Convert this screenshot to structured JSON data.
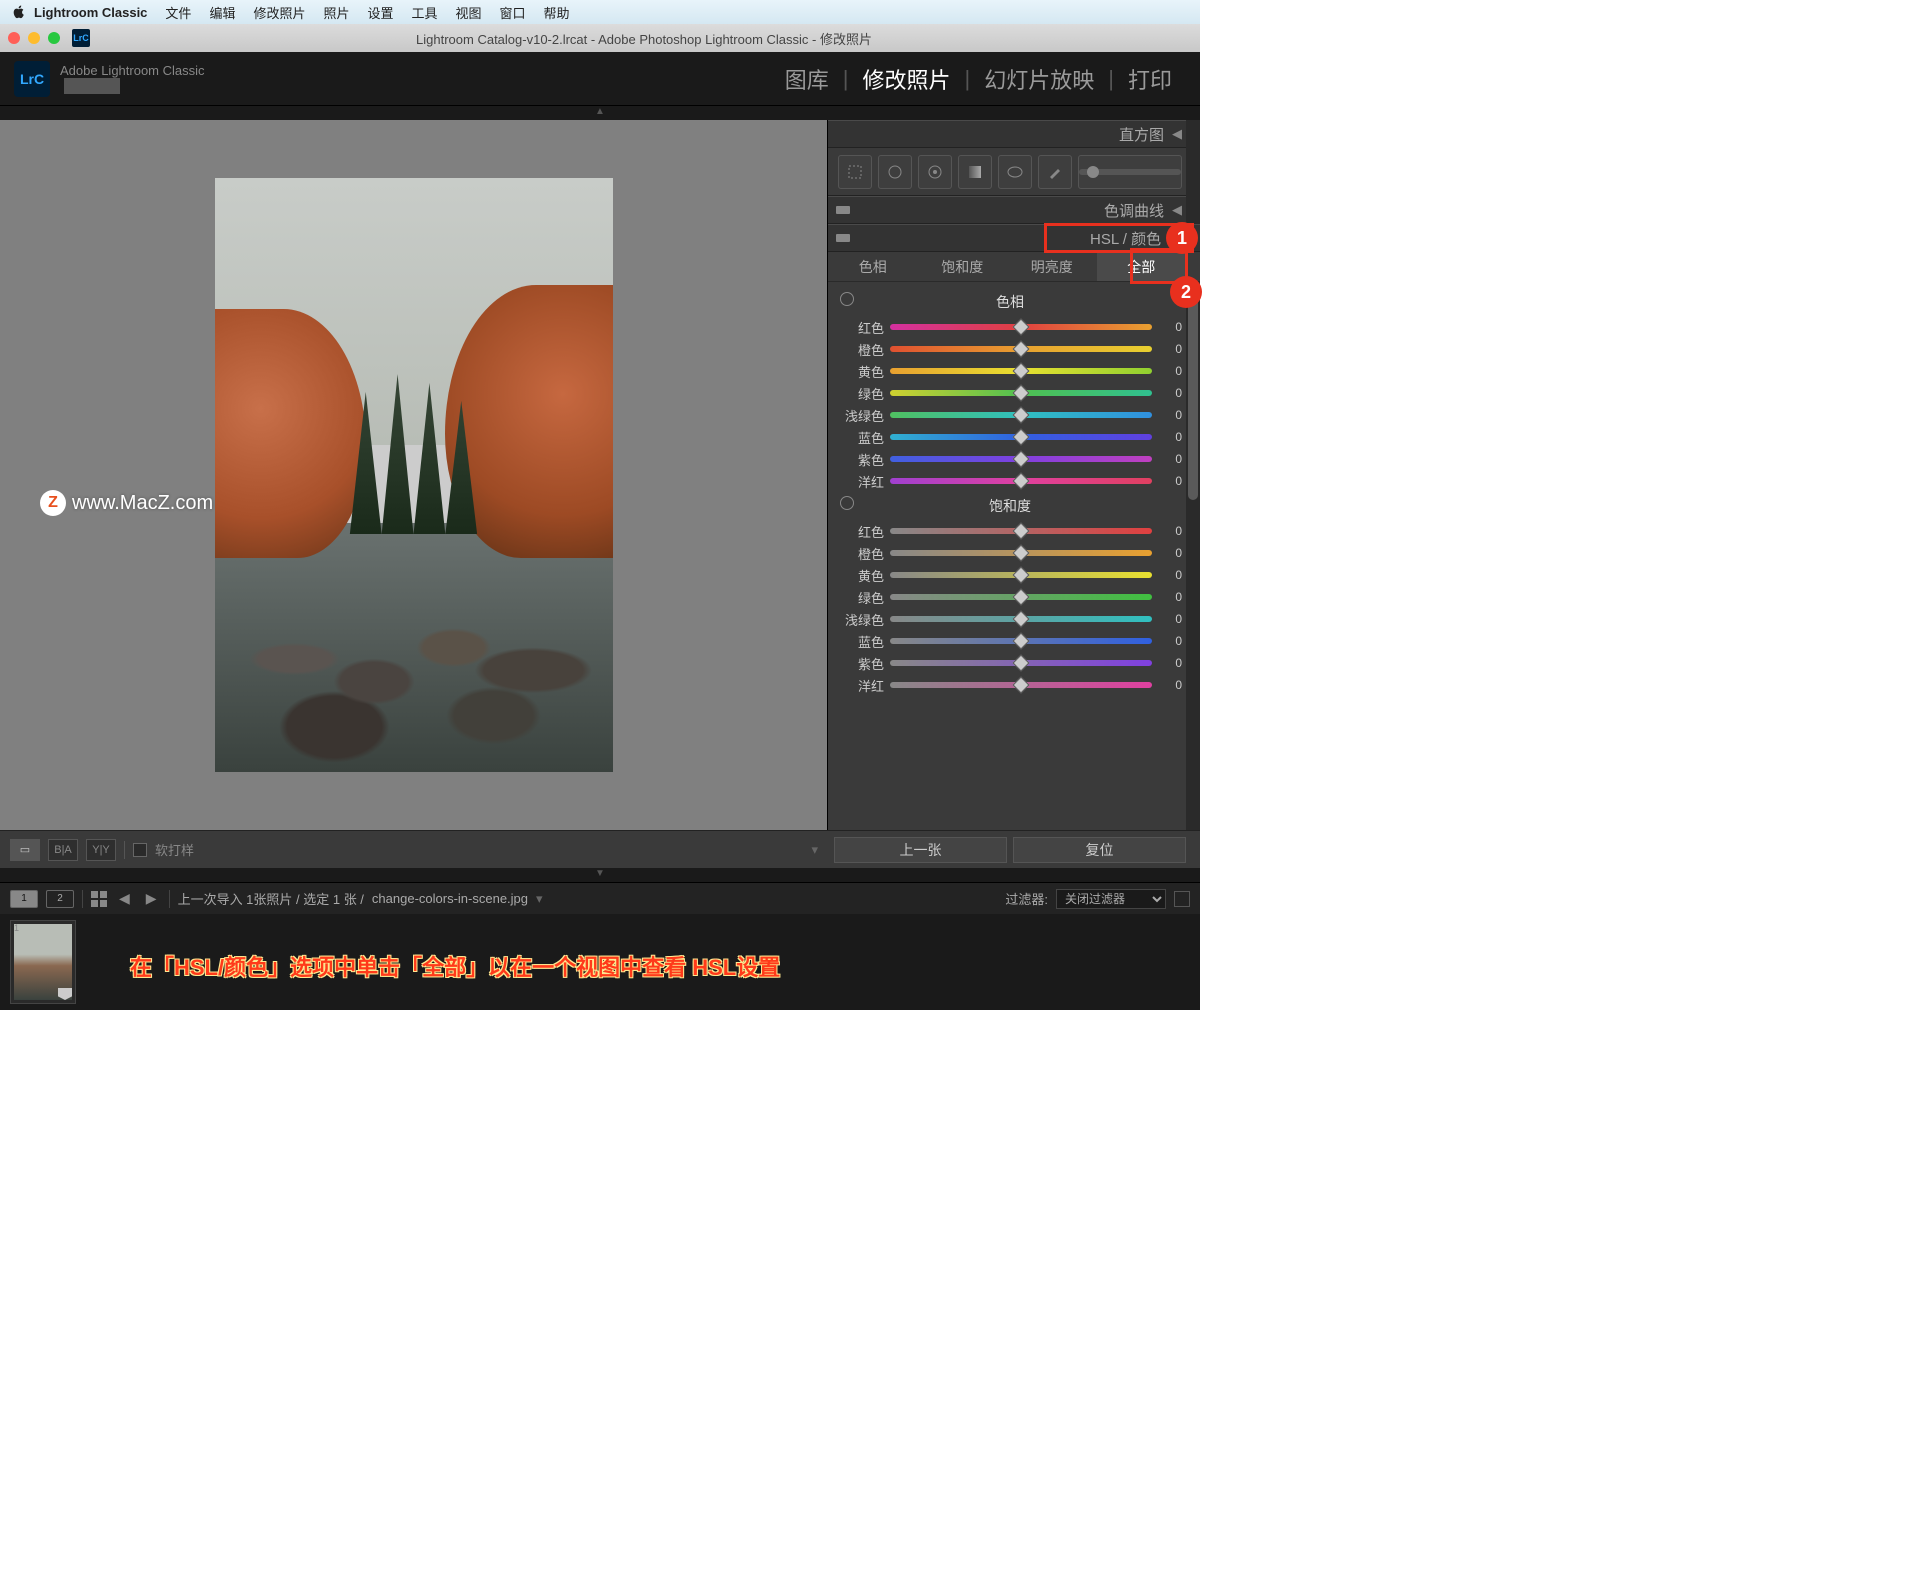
{
  "menubar": {
    "app": "Lightroom Classic",
    "items": [
      "文件",
      "编辑",
      "修改照片",
      "照片",
      "设置",
      "工具",
      "视图",
      "窗口",
      "帮助"
    ]
  },
  "window": {
    "title": "Lightroom Catalog-v10-2.lrcat - Adobe Photoshop Lightroom Classic - 修改照片",
    "brand": "Adobe Lightroom Classic",
    "logo": "LrC"
  },
  "modules": {
    "items": [
      {
        "label": "图库",
        "active": false
      },
      {
        "label": "修改照片",
        "active": true
      },
      {
        "label": "幻灯片放映",
        "active": false
      },
      {
        "label": "打印",
        "active": false
      }
    ]
  },
  "rightPanel": {
    "histogram": "直方图",
    "toneCurve": "色调曲线",
    "hslHeader": "HSL / 颜色",
    "tabs": [
      {
        "key": "hue",
        "label": "色相"
      },
      {
        "key": "sat",
        "label": "饱和度"
      },
      {
        "key": "lum",
        "label": "明亮度"
      },
      {
        "key": "all",
        "label": "全部",
        "active": true
      }
    ],
    "hueGroup": "色相",
    "satGroup": "饱和度",
    "colors": [
      {
        "key": "red",
        "label": "红色",
        "val": 0
      },
      {
        "key": "orange",
        "label": "橙色",
        "val": 0
      },
      {
        "key": "yellow",
        "label": "黄色",
        "val": 0
      },
      {
        "key": "green",
        "label": "绿色",
        "val": 0
      },
      {
        "key": "aqua",
        "label": "浅绿色",
        "val": 0
      },
      {
        "key": "blue",
        "label": "蓝色",
        "val": 0
      },
      {
        "key": "purple",
        "label": "紫色",
        "val": 0
      },
      {
        "key": "magenta",
        "label": "洋红",
        "val": 0
      }
    ]
  },
  "toolbar": {
    "softProof": "软打样",
    "prev": "上一张",
    "reset": "复位"
  },
  "filmstripHeader": {
    "path": "上一次导入   1张照片 / 选定 1 张 /",
    "filename": "change-colors-in-scene.jpg",
    "filterLabel": "过滤器:",
    "filterValue": "关闭过滤器"
  },
  "annotations": {
    "badge1": "1",
    "badge2": "2",
    "caption": "在「HSL/颜色」选项中单击「全部」以在一个视图中查看 HSL设置"
  },
  "watermark": "www.MacZ.com"
}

> **Request**
Quote the records above exactly, leaving out any pictures.

> **Output of the task**
Convert this screenshot to structured JSON data.
{
  "menubar": {
    "app": "Lightroom Classic",
    "items": [
      "文件",
      "编辑",
      "修改照片",
      "照片",
      "设置",
      "工具",
      "视图",
      "窗口",
      "帮助"
    ]
  },
  "window": {
    "title": "Lightroom Catalog-v10-2.lrcat - Adobe Photoshop Lightroom Classic - 修改照片",
    "brand": "Adobe Lightroom Classic",
    "logo": "LrC"
  },
  "modules": {
    "items": [
      {
        "label": "图库",
        "active": false
      },
      {
        "label": "修改照片",
        "active": true
      },
      {
        "label": "幻灯片放映",
        "active": false
      },
      {
        "label": "打印",
        "active": false
      }
    ]
  },
  "rightPanel": {
    "histogram": "直方图",
    "toneCurve": "色调曲线",
    "hslHeader": "HSL / 颜色",
    "tabs": [
      {
        "key": "hue",
        "label": "色相"
      },
      {
        "key": "sat",
        "label": "饱和度"
      },
      {
        "key": "lum",
        "label": "明亮度"
      },
      {
        "key": "all",
        "label": "全部",
        "active": true
      }
    ],
    "hueGroup": "色相",
    "satGroup": "饱和度",
    "colors": [
      {
        "key": "red",
        "label": "红色",
        "val": 0
      },
      {
        "key": "orange",
        "label": "橙色",
        "val": 0
      },
      {
        "key": "yellow",
        "label": "黄色",
        "val": 0
      },
      {
        "key": "green",
        "label": "绿色",
        "val": 0
      },
      {
        "key": "aqua",
        "label": "浅绿色",
        "val": 0
      },
      {
        "key": "blue",
        "label": "蓝色",
        "val": 0
      },
      {
        "key": "purple",
        "label": "紫色",
        "val": 0
      },
      {
        "key": "magenta",
        "label": "洋红",
        "val": 0
      }
    ]
  },
  "toolbar": {
    "softProof": "软打样",
    "prev": "上一张",
    "reset": "复位"
  },
  "filmstripHeader": {
    "path": "上一次导入   1张照片 / 选定 1 张 /",
    "filename": "change-colors-in-scene.jpg",
    "filterLabel": "过滤器:",
    "filterValue": "关闭过滤器"
  },
  "annotations": {
    "badge1": "1",
    "badge2": "2",
    "caption": "在「HSL/颜色」选项中单击「全部」以在一个视图中查看 HSL设置"
  },
  "watermark": "www.MacZ.com"
}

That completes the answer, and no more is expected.